*WRITTEN REQUEST*. Locate the word "JSON" in the material, then show every line that holds it.

*INFORMATION SUPPLIED*.
⁂

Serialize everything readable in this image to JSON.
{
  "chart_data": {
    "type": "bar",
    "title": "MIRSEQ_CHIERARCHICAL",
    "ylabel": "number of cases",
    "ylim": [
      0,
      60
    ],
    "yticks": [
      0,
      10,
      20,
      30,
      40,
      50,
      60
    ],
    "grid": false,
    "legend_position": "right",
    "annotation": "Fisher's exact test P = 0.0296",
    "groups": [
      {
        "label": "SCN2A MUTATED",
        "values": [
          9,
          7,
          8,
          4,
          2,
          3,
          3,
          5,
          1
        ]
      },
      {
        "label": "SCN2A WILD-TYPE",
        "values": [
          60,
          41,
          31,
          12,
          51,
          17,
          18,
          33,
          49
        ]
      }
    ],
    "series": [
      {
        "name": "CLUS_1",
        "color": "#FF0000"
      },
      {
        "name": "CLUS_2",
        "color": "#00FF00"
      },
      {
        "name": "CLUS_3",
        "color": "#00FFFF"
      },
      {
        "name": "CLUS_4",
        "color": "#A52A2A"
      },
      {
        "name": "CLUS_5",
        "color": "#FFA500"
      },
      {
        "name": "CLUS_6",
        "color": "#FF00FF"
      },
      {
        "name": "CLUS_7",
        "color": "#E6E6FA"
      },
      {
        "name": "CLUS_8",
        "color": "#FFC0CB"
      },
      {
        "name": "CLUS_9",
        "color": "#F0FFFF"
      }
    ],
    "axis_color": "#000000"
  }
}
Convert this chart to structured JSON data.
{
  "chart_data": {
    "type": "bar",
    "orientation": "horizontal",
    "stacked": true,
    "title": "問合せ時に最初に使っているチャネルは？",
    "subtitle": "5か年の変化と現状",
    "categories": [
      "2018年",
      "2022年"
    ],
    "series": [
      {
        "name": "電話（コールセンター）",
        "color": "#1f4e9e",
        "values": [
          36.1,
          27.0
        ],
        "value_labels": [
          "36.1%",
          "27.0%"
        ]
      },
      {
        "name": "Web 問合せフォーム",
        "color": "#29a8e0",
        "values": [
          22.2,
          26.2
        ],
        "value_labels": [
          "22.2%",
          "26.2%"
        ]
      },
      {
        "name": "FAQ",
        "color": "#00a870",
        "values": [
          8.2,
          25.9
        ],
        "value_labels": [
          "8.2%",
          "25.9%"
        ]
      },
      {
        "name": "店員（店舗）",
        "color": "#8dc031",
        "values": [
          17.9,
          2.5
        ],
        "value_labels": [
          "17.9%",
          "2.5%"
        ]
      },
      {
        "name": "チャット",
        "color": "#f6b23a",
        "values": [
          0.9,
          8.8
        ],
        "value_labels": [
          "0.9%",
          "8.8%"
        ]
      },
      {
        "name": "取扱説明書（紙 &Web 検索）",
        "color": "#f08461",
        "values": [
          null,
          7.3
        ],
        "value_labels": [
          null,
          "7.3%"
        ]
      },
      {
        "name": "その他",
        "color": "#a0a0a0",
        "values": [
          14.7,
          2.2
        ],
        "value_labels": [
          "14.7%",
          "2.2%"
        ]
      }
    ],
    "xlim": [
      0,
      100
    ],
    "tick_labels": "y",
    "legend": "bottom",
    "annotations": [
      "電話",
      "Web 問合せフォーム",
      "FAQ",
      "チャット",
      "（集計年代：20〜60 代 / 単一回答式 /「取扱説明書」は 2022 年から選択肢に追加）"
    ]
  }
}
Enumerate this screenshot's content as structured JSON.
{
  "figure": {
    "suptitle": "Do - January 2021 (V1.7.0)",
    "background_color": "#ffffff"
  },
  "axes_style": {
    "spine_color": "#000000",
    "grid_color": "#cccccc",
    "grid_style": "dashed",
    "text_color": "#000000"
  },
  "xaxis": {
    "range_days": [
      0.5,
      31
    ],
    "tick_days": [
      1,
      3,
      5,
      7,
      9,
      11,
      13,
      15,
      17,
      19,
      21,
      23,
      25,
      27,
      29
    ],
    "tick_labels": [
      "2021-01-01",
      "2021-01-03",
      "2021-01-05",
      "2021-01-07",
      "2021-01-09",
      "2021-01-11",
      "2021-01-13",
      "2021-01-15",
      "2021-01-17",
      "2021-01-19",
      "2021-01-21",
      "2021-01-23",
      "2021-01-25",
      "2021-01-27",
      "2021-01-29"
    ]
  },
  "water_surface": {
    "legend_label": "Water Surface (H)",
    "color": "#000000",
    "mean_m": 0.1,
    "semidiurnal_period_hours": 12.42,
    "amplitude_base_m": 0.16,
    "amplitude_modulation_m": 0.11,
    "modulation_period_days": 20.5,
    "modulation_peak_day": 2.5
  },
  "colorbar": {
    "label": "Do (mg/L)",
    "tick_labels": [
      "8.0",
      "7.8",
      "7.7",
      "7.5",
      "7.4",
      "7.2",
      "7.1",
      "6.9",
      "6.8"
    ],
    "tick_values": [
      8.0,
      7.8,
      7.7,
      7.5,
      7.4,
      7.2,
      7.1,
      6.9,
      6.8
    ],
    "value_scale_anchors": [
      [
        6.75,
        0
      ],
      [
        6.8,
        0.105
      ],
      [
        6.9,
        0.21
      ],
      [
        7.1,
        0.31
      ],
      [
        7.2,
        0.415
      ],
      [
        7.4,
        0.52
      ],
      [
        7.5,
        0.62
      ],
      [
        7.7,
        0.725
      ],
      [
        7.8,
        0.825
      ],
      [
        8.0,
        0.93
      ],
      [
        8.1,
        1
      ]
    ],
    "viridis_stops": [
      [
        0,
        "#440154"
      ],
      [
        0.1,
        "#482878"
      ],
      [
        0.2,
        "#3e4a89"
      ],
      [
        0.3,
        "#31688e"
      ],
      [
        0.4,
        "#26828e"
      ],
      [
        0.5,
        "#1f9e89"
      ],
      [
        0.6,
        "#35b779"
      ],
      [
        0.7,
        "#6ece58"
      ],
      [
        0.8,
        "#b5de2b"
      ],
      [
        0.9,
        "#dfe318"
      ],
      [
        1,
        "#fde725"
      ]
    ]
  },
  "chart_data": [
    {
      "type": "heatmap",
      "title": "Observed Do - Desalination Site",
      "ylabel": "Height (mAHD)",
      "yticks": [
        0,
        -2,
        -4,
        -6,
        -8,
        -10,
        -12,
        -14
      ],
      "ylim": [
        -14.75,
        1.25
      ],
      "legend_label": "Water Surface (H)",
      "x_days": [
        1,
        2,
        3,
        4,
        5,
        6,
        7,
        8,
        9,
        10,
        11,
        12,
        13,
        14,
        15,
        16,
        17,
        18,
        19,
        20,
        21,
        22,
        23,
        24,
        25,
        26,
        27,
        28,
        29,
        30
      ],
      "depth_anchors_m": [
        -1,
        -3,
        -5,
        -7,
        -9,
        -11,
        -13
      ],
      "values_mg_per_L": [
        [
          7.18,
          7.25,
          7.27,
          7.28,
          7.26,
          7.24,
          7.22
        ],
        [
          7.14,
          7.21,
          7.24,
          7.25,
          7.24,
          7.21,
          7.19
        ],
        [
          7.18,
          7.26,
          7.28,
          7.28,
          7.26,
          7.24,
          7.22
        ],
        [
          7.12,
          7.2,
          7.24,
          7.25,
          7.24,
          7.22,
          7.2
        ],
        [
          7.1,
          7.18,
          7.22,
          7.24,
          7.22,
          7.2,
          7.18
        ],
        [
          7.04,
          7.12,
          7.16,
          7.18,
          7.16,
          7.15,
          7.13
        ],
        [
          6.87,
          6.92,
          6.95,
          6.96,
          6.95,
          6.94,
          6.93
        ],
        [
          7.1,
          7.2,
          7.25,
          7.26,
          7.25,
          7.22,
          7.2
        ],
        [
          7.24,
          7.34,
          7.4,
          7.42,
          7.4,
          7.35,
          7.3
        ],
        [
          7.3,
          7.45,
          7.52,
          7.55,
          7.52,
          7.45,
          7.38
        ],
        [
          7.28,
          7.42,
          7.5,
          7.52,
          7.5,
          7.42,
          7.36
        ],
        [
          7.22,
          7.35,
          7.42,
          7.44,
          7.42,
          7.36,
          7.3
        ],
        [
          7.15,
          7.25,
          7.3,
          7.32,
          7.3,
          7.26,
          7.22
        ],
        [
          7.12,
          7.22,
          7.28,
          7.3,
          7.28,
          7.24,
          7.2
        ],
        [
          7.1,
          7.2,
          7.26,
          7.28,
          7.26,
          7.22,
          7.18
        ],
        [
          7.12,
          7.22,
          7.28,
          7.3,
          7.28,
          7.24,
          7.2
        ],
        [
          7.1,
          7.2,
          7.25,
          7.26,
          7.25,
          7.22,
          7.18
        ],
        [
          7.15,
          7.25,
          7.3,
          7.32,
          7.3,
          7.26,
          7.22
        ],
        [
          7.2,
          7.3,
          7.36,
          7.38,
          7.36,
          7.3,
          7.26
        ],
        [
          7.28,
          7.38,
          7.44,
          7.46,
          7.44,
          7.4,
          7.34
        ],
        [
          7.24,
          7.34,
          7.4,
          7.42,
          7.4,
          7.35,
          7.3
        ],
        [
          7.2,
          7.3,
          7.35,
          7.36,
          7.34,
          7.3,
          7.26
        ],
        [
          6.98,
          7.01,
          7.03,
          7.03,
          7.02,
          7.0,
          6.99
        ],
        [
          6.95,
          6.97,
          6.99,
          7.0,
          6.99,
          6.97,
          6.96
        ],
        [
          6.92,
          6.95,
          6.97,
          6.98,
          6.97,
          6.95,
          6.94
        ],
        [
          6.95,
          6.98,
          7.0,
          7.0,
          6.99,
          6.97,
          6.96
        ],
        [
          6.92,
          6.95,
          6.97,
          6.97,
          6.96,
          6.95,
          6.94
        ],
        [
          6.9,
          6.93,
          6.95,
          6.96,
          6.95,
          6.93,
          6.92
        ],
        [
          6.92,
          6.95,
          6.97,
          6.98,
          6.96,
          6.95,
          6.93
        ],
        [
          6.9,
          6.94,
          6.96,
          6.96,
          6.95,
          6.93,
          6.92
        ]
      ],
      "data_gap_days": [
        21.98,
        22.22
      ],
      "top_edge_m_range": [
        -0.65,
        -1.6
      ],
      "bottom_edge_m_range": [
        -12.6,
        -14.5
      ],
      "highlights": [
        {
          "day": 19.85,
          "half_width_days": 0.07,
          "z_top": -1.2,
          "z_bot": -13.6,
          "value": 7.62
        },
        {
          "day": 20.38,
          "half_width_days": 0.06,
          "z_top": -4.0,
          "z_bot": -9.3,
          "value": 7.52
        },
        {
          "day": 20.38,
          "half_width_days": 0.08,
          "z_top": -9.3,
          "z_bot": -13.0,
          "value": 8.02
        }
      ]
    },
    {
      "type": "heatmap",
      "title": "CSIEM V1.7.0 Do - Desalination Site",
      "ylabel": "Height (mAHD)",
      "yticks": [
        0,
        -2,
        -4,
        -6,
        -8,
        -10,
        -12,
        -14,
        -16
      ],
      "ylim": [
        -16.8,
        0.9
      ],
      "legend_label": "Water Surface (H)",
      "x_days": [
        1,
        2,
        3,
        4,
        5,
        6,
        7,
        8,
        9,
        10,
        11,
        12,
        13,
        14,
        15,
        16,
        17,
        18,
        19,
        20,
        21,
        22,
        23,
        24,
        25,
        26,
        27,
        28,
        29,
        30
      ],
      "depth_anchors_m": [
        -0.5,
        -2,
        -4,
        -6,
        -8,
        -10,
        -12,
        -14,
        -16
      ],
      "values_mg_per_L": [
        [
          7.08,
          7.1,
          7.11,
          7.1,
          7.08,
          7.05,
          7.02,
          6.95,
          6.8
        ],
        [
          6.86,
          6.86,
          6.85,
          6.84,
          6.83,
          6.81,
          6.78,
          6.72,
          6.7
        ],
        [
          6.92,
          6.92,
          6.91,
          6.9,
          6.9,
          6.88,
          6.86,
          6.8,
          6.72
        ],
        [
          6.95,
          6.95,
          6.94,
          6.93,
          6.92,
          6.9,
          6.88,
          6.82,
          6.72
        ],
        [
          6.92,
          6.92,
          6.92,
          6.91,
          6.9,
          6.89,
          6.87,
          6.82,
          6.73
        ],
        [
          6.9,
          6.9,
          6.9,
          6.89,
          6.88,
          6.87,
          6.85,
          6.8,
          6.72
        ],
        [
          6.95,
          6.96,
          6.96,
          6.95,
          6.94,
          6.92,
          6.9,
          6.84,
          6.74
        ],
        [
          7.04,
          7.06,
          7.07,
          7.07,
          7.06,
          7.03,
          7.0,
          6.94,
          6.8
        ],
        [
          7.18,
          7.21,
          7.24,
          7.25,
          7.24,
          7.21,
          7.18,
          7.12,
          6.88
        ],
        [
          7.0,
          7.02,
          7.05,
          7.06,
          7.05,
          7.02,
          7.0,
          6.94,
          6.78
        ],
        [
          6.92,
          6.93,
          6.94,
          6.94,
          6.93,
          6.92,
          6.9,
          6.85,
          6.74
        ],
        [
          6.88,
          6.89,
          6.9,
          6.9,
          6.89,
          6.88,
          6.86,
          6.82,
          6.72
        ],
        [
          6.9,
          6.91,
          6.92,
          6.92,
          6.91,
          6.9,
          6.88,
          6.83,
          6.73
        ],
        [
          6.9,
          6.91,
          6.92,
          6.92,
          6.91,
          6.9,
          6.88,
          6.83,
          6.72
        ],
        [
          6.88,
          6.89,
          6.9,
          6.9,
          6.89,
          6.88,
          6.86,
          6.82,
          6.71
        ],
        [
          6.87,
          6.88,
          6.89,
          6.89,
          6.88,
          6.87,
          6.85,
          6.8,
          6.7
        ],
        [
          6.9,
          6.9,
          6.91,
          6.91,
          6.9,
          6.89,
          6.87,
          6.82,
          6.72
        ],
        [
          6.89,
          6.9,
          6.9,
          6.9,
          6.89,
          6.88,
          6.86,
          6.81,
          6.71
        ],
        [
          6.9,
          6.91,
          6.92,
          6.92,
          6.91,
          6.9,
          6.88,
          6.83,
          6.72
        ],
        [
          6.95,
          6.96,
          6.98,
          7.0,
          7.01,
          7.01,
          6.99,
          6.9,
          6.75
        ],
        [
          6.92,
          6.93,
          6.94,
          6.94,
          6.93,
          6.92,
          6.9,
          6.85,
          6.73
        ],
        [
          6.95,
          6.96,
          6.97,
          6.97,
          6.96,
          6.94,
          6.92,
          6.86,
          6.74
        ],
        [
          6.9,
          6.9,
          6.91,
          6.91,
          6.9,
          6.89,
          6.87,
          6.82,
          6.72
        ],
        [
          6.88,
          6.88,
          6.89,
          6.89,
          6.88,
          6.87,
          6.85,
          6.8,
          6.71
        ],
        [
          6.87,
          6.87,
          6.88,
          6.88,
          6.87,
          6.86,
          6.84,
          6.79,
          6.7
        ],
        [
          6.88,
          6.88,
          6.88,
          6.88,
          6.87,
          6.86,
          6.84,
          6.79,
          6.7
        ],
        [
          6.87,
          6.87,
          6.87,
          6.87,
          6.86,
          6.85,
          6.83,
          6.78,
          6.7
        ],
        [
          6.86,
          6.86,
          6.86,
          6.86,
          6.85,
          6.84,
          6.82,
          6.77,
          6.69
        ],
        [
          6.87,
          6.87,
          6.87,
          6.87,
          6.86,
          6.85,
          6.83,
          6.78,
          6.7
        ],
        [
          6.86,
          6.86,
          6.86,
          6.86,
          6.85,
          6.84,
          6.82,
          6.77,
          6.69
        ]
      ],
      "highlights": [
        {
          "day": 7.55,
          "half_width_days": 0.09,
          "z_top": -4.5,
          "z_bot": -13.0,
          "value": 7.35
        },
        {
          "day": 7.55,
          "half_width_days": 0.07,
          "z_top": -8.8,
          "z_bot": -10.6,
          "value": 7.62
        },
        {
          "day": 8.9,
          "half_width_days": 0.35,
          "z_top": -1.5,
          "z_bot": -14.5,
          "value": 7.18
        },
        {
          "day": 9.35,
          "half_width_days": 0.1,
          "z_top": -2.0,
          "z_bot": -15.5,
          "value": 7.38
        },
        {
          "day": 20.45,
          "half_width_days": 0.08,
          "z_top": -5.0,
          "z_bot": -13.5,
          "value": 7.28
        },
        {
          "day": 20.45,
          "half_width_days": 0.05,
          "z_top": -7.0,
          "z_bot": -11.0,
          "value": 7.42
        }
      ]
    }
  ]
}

⁂

*THE OUTPUT*.
Serialize everything readable in this image to JSON.
Convert this chart to structured JSON data.
Enumerate this screenshot's content as structured JSON.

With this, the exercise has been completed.